[Data records]
— begin —

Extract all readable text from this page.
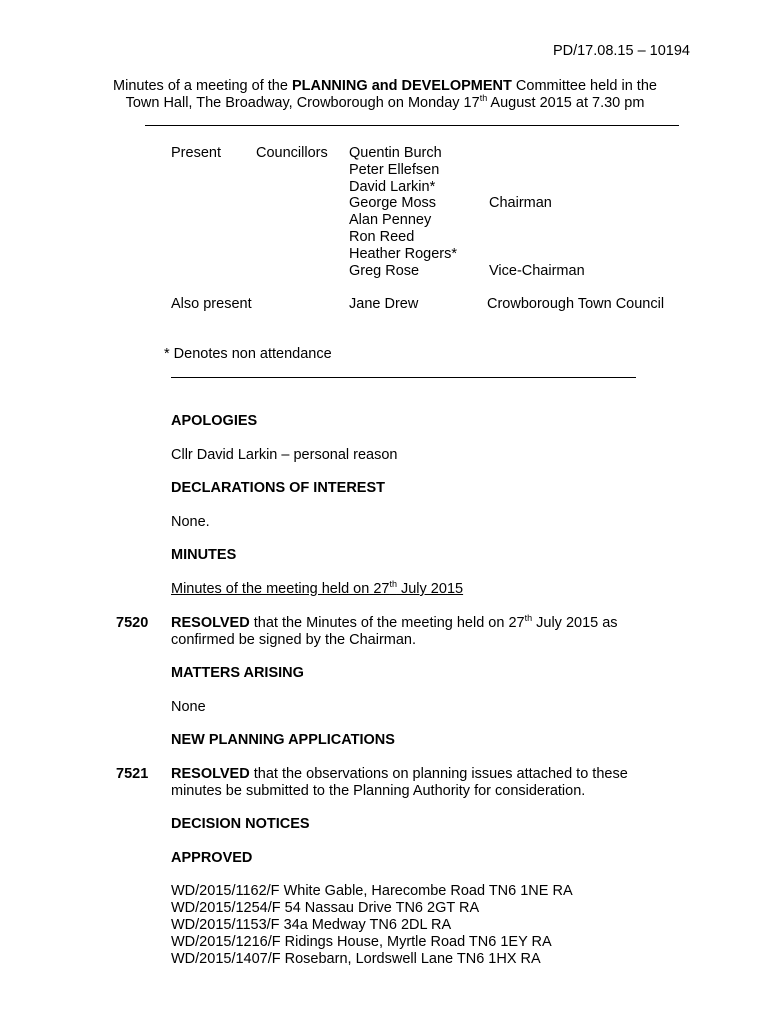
PD/17.08.15 – 10194
Minutes of a meeting of the PLANNING and DEVELOPMENT Committee held in the
Town Hall, The Broadway, Crowborough on Monday 17th August 2015 at 7.30 pm
Present Councillors Quentin Burch
Peter Ellefsen
David Larkin*
George Moss	Chairman
Alan Penney
Ron Reed
Heather Rogers*
Greg Rose	Vice-Chairman
Also present	Jane Drew	Crowborough Town Council
* Denotes non attendance
APOLOGIES
Cllr David Larkin – personal reason
DECLARATIONS OF INTEREST
None.
MINUTES
Minutes of the meeting held on 27th July 2015
7520 RESOLVED that the Minutes of the meeting held on 27th July 2015 as
confirmed be signed by the Chairman.
MATTERS ARISING
None
NEW PLANNING APPLICATIONS
7521 RESOLVED that the observations on planning issues attached to these
minutes be submitted to the Planning Authority for consideration.
DECISION NOTICES
APPROVED
WD/2015/1162/F White Gable, Harecombe Road TN6 1NE RA
WD/2015/1254/F 54 Nassau Drive TN6 2GT RA
WD/2015/1153/F 34a Medway TN6 2DL RA
WD/2015/1216/F Ridings House, Myrtle Road TN6 1EY RA
WD/2015/1407/F Rosebarn, Lordswell Lane TN6 1HX RA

— end —

Count each line of the data where the word "Larkin" appears, then reply with the total only.

2